**Aim**:
List each line of the data that holds the string "JSON", please.

(Extracts from a graphics dataset)
Start
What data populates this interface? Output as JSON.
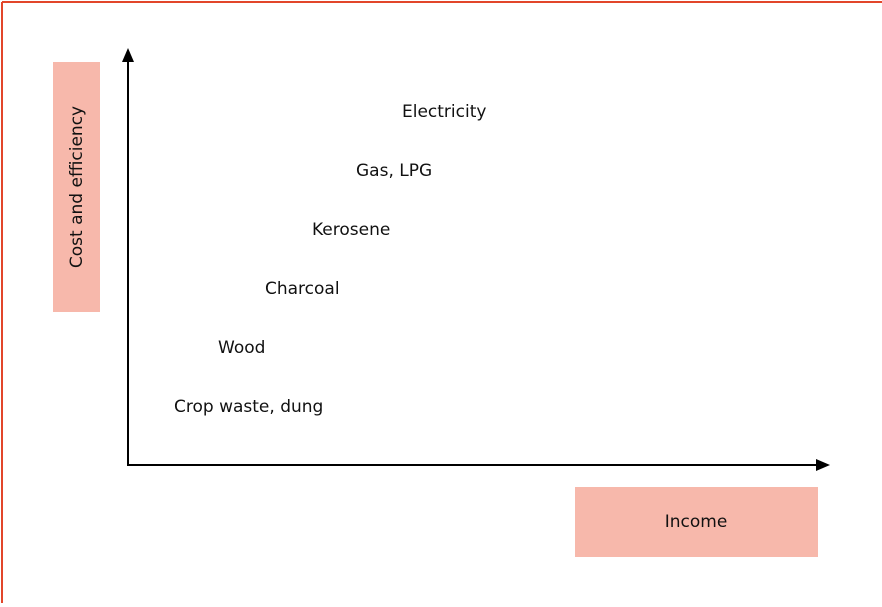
{
  "diagram": {
    "y_axis_label": "Cost and efficiency",
    "x_axis_label": "Income",
    "steps": [
      "Crop waste, dung",
      "Wood",
      "Charcoal",
      "Kerosene",
      "Gas, LPG",
      "Electricity"
    ]
  }
}
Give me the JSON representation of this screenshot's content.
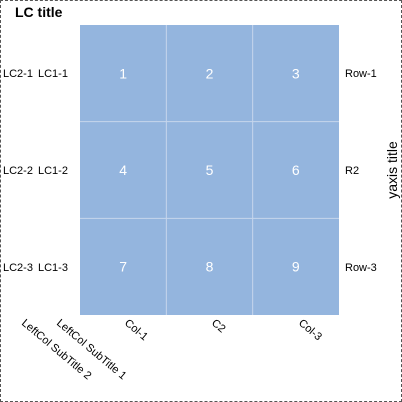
{
  "chart_data": {
    "type": "table",
    "title": "LC title",
    "ylabel": "yaxis title",
    "columns": [
      "Col-1",
      "C2",
      "Col-3"
    ],
    "rows": [
      "Row-1",
      "R2",
      "Row-3"
    ],
    "left_col_1": {
      "subtitle": "LeftCol SubTitle 1",
      "labels": [
        "LC1-1",
        "LC1-2",
        "LC1-3"
      ]
    },
    "left_col_2": {
      "subtitle": "LeftCol SubTitle 2",
      "labels": [
        "LC2-1",
        "LC2-2",
        "LC2-3"
      ]
    },
    "values": [
      [
        1,
        2,
        3
      ],
      [
        4,
        5,
        6
      ],
      [
        7,
        8,
        9
      ]
    ],
    "cell_color": "#94b5de",
    "grid_color": "#c6d6ec"
  }
}
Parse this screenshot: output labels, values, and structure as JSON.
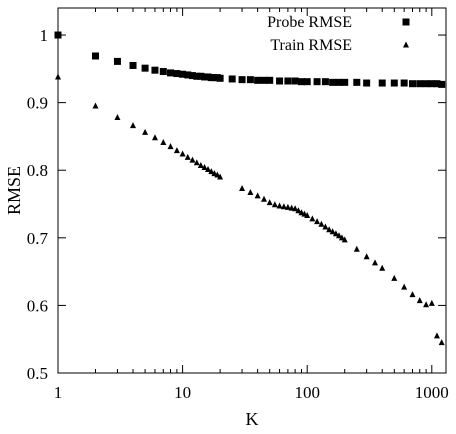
{
  "chart_data": {
    "type": "scatter",
    "xlabel": "K",
    "ylabel": "RMSE",
    "xscale": "log",
    "xlim": [
      1,
      1300
    ],
    "ylim": [
      0.5,
      1.04
    ],
    "xticks": [
      1,
      10,
      100,
      1000
    ],
    "xtick_labels": [
      "1",
      "10",
      "100",
      "1000"
    ],
    "yticks": [
      0.5,
      0.6,
      0.7,
      0.8,
      0.9,
      1.0
    ],
    "ytick_labels": [
      "0.5",
      "0.6",
      "0.7",
      "0.8",
      "0.9",
      "1"
    ],
    "grid": false,
    "legend_position": "top-right",
    "series": [
      {
        "name": "Probe RMSE",
        "marker": "square",
        "color": "#000000",
        "x": [
          1,
          2,
          3,
          4,
          5,
          6,
          7,
          8,
          9,
          10,
          11,
          12,
          13,
          14,
          15,
          16,
          17,
          18,
          19,
          20,
          25,
          30,
          35,
          40,
          45,
          50,
          60,
          70,
          80,
          90,
          100,
          120,
          140,
          160,
          180,
          200,
          250,
          300,
          400,
          500,
          600,
          700,
          800,
          900,
          1000,
          1100,
          1200
        ],
        "y": [
          1.0,
          0.969,
          0.961,
          0.955,
          0.951,
          0.948,
          0.946,
          0.944,
          0.943,
          0.942,
          0.941,
          0.94,
          0.939,
          0.939,
          0.938,
          0.938,
          0.937,
          0.937,
          0.937,
          0.936,
          0.935,
          0.934,
          0.934,
          0.933,
          0.933,
          0.933,
          0.932,
          0.932,
          0.932,
          0.931,
          0.931,
          0.931,
          0.931,
          0.93,
          0.93,
          0.93,
          0.93,
          0.929,
          0.929,
          0.929,
          0.929,
          0.928,
          0.928,
          0.928,
          0.928,
          0.928,
          0.927
        ]
      },
      {
        "name": "Train RMSE",
        "marker": "triangle",
        "color": "#000000",
        "x": [
          1,
          2,
          3,
          4,
          5,
          6,
          7,
          8,
          9,
          10,
          11,
          12,
          13,
          14,
          15,
          16,
          17,
          18,
          19,
          20,
          30,
          35,
          40,
          45,
          50,
          55,
          60,
          65,
          70,
          75,
          80,
          85,
          90,
          95,
          100,
          110,
          120,
          130,
          140,
          150,
          160,
          170,
          180,
          190,
          200,
          250,
          300,
          350,
          400,
          500,
          600,
          700,
          800,
          900,
          1000,
          1100,
          1200
        ],
        "y": [
          0.938,
          0.895,
          0.878,
          0.866,
          0.856,
          0.848,
          0.841,
          0.835,
          0.829,
          0.824,
          0.819,
          0.815,
          0.811,
          0.807,
          0.804,
          0.801,
          0.798,
          0.795,
          0.793,
          0.79,
          0.773,
          0.767,
          0.762,
          0.757,
          0.752,
          0.749,
          0.747,
          0.746,
          0.745,
          0.744,
          0.743,
          0.74,
          0.737,
          0.735,
          0.733,
          0.728,
          0.724,
          0.72,
          0.716,
          0.712,
          0.709,
          0.706,
          0.703,
          0.7,
          0.697,
          0.683,
          0.672,
          0.663,
          0.655,
          0.64,
          0.627,
          0.616,
          0.607,
          0.601,
          0.603,
          0.555,
          0.545
        ]
      }
    ]
  }
}
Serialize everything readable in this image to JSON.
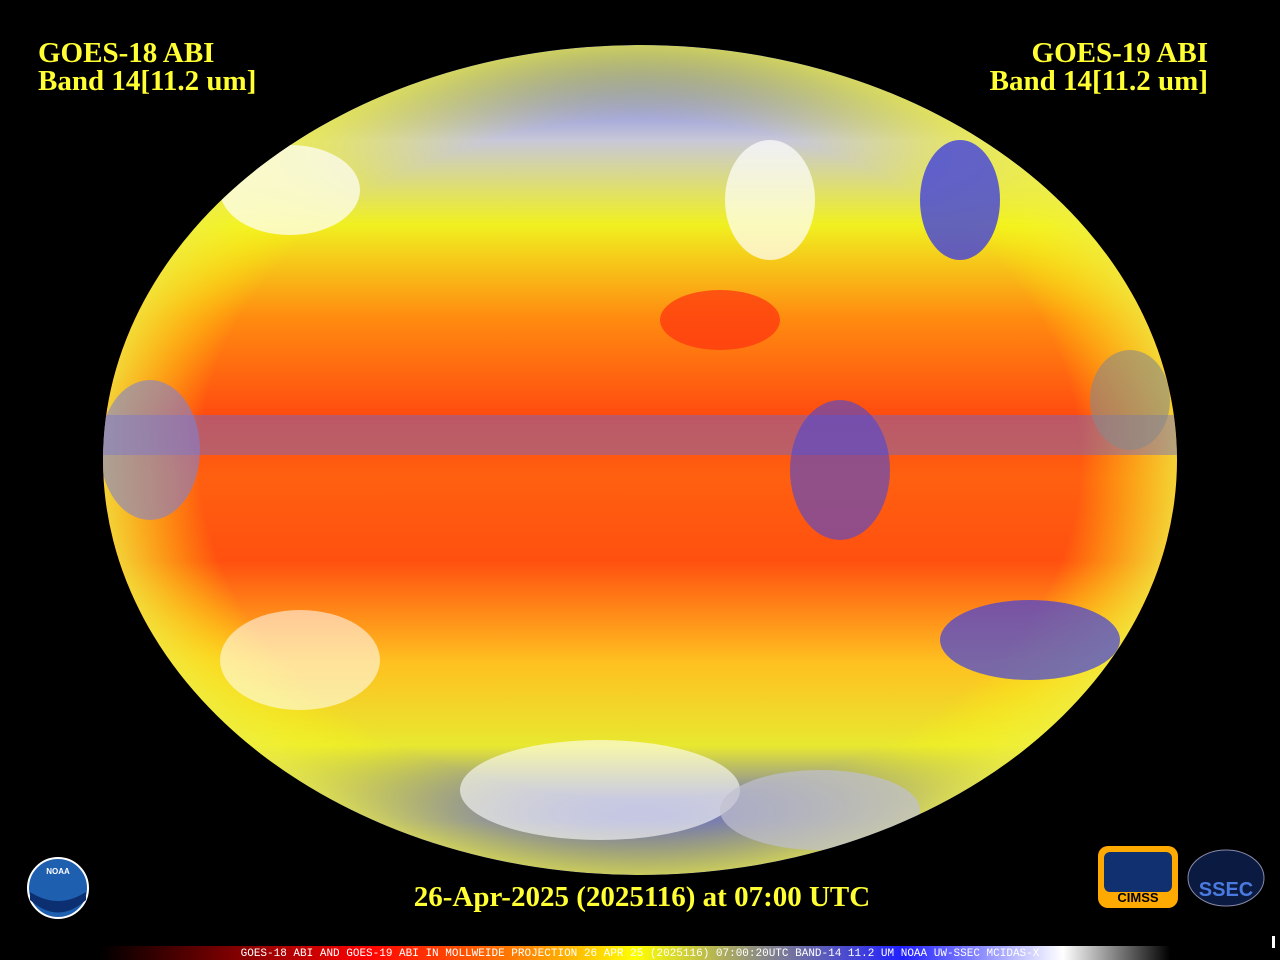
{
  "left_label": {
    "satellite": "GOES-18 ABI",
    "band": "Band 14[11.2 um]"
  },
  "right_label": {
    "satellite": "GOES-19 ABI",
    "band": "Band 14[11.2 um]"
  },
  "timestamp": "26-Apr-2025 (2025116) at 07:00 UTC",
  "footer": "GOES-18 ABI AND GOES-19 ABI IN MOLLWEIDE PROJECTION 26 APR 25 (2025116) 07:00:20UTC BAND-14 11.2 UM NOAA UW-SSEC MCIDAS-X",
  "logos": {
    "noaa": "NOAA",
    "cimss": "CIMSS",
    "ssec": "SSEC"
  }
}
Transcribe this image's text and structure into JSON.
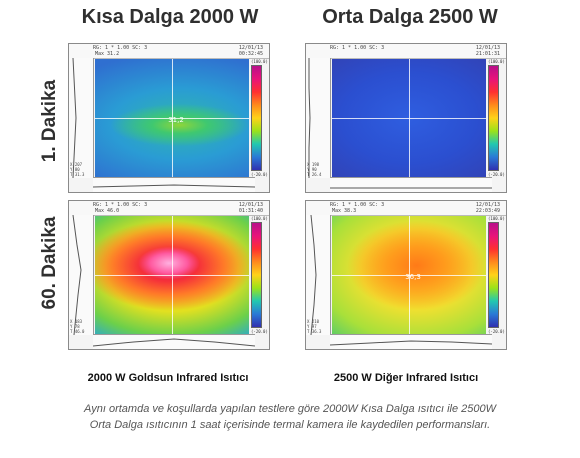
{
  "columns": {
    "left_title": "Kısa Dalga 2000 W",
    "right_title": "Orta Dalga 2500 W"
  },
  "rows": {
    "row1_label": "1. Dakika",
    "row2_label": "60. Dakika"
  },
  "panels": [
    {
      "id": "kisa-1",
      "camera_line": "RG: 1  * 1.00  SC: 3",
      "max_line": "Max 31.2",
      "date": "12/01/13",
      "time": "00:32:45",
      "center_reading": "31,2",
      "scale_max": "(100.0)",
      "scale_min": "(-20.0)",
      "side_readout": [
        "X 207",
        "Y 80",
        "T 31.3"
      ]
    },
    {
      "id": "orta-1",
      "camera_line": "RG: 1  * 1.00  SC: 3",
      "max_line": "",
      "date": "12/01/13",
      "time": "21:01:31",
      "center_reading": "",
      "scale_max": "(100.0)",
      "scale_min": "(-20.0)",
      "side_readout": [
        "X 198",
        "Y 90",
        "T 26.4"
      ]
    },
    {
      "id": "kisa-60",
      "camera_line": "RG: 1  * 1.00  SC: 3",
      "max_line": "Max 46.0",
      "date": "12/01/13",
      "time": "01:31:40",
      "center_reading": "",
      "scale_max": "(100.0)",
      "scale_min": "(-20.0)",
      "side_readout": [
        "X 183",
        "Y 78",
        "T 46.0"
      ]
    },
    {
      "id": "orta-60",
      "camera_line": "RG: 1  * 1.00  SC: 3",
      "max_line": "Max 38.3",
      "date": "12/01/13",
      "time": "22:03:49",
      "center_reading": "36,3",
      "scale_max": "(100.0)",
      "scale_min": "(-20.0)",
      "side_readout": [
        "X 210",
        "Y 97",
        "T 36.3"
      ]
    }
  ],
  "captions": {
    "left": "2000 W Goldsun Infrared Isıtıcı",
    "right": "2500 W Diğer Infrared Isıtıcı"
  },
  "footnote": {
    "line1": "Aynı ortamda ve koşullarda yapılan testlere göre 2000W Kısa Dalga ısıtıcı ile 2500W",
    "line2": "Orta Dalga ısıtıcının 1 saat içerisinde termal kamera ile kaydedilen performansları."
  }
}
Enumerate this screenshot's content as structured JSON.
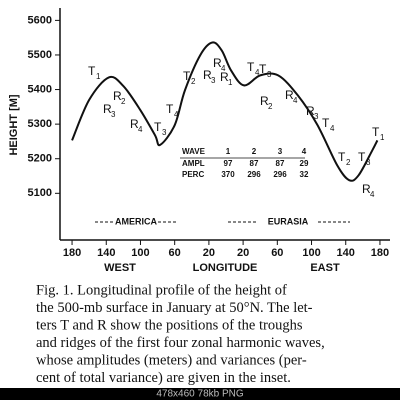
{
  "chart_data": {
    "type": "line",
    "y_label": "HEIGHT [M]",
    "x_label": "LONGITUDE",
    "x_side_labels": [
      "WEST",
      "EAST"
    ],
    "regions": [
      "AMERICA",
      "EURASIA"
    ],
    "xlim": [
      -190,
      190
    ],
    "xticks": [
      {
        "value": -180,
        "label": "180"
      },
      {
        "value": -140,
        "label": "140"
      },
      {
        "value": -100,
        "label": "100"
      },
      {
        "value": -60,
        "label": "60"
      },
      {
        "value": -20,
        "label": "20"
      },
      20,
      60,
      100,
      140,
      180
    ],
    "ylim": [
      4965,
      5630
    ],
    "yticks": [
      5100,
      5200,
      5300,
      5400,
      5500,
      5600
    ],
    "color": "#111111",
    "x": [
      -180,
      -160,
      -137,
      -120,
      -100,
      -83,
      -77,
      -60,
      -48,
      -30,
      -16,
      -5,
      6,
      21,
      40,
      61,
      84,
      107,
      130,
      144,
      155,
      171,
      177
    ],
    "values": [
      5253,
      5370,
      5435,
      5410,
      5340,
      5268,
      5240,
      5297,
      5398,
      5500,
      5536,
      5513,
      5455,
      5412,
      5441,
      5441,
      5383,
      5297,
      5181,
      5138,
      5152,
      5224,
      5253
    ],
    "annotations": [
      {
        "text": "T",
        "sub": "1"
      },
      {
        "text": "R",
        "sub": "2"
      },
      {
        "text": "R",
        "sub": "3"
      },
      {
        "text": "R",
        "sub": "4"
      },
      {
        "text": "T",
        "sub": "3"
      },
      {
        "text": "T",
        "sub": "4"
      },
      {
        "text": "T",
        "sub": "2"
      },
      {
        "text": "R",
        "sub": "3"
      },
      {
        "text": "R",
        "sub": "4"
      },
      {
        "text": "R",
        "sub": "1"
      },
      {
        "text": "T",
        "sub": "4"
      },
      {
        "text": "T",
        "sub": "3"
      },
      {
        "text": "R",
        "sub": "2"
      },
      {
        "text": "R",
        "sub": "4"
      },
      {
        "text": "R",
        "sub": "3"
      },
      {
        "text": "T",
        "sub": "4"
      },
      {
        "text": "T",
        "sub": "2"
      },
      {
        "text": "T",
        "sub": "3"
      },
      {
        "text": "T",
        "sub": "1"
      },
      {
        "text": "R",
        "sub": "4"
      }
    ],
    "inset": {
      "header": [
        "WAVE",
        "1",
        "2",
        "3",
        "4"
      ],
      "rows": [
        [
          "AMPL",
          "97",
          "87",
          "87",
          "29"
        ],
        [
          "PERC",
          "370",
          "296",
          "296",
          "32"
        ]
      ]
    },
    "caption": [
      "Fig. 1. Longitudinal profile of the height of",
      "the 500-mb surface in January at 50°N. The let-",
      "ters T and R show the positions of the troughs",
      "and ridges of the first four zonal harmonic waves,",
      "whose amplitudes (meters) and variances (per-",
      "cent of total variance) are given in the inset."
    ]
  },
  "viewer": {
    "status": "478x460 78kb PNG"
  }
}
End
**Full solution**:
What data populates this interface? Output as JSON.
Give me the JSON representation of this screenshot's content.
Parse this screenshot: output labels, values, and structure as JSON.
Serialize everything readable in this image to JSON.
Transcribe this image's text and structure into JSON.
Enumerate this screenshot's content as structured JSON.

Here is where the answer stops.